Given exercise: Print each line exactly as it is given.

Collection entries

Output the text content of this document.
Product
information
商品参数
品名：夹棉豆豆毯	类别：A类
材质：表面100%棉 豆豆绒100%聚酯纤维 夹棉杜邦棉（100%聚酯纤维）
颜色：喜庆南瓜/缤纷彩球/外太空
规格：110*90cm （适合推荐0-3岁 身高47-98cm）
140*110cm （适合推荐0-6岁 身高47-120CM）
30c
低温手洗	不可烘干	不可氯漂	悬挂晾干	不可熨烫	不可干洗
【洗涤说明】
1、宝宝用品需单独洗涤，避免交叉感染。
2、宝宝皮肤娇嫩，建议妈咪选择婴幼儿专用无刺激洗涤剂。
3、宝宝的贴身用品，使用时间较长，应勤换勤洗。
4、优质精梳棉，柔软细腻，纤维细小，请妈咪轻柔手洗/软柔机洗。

Exercise output:
Output the text content of this document.
Product
information
商品参数
品名：夹棉豆豆毯	类别：A类
材质：表面100%棉 豆豆绒100%聚酯纤维 夹棉杜邦棉（100%聚酯纤维）
颜色：喜庆南瓜/缤纷彩球/外太空
规格：110*90cm （适合推荐0-3岁 身高47-98cm）
140*110cm （适合推荐0-6岁 身高47-120CM）
30c
低温手洗	不可烘干	不可氯漂	悬挂晾干	不可熨烫	不可干洗
【洗涤说明】
1、宝宝用品需单独洗涤，避免交叉感染。
2、宝宝皮肤娇嫩，建议妈咪选择婴幼儿专用无刺激洗涤剂。
3、宝宝的贴身用品，使用时间较长，应勤换勤洗。
4、优质精梳棉，柔软细腻，纤维细小，请妈咪轻柔手洗/软柔机洗。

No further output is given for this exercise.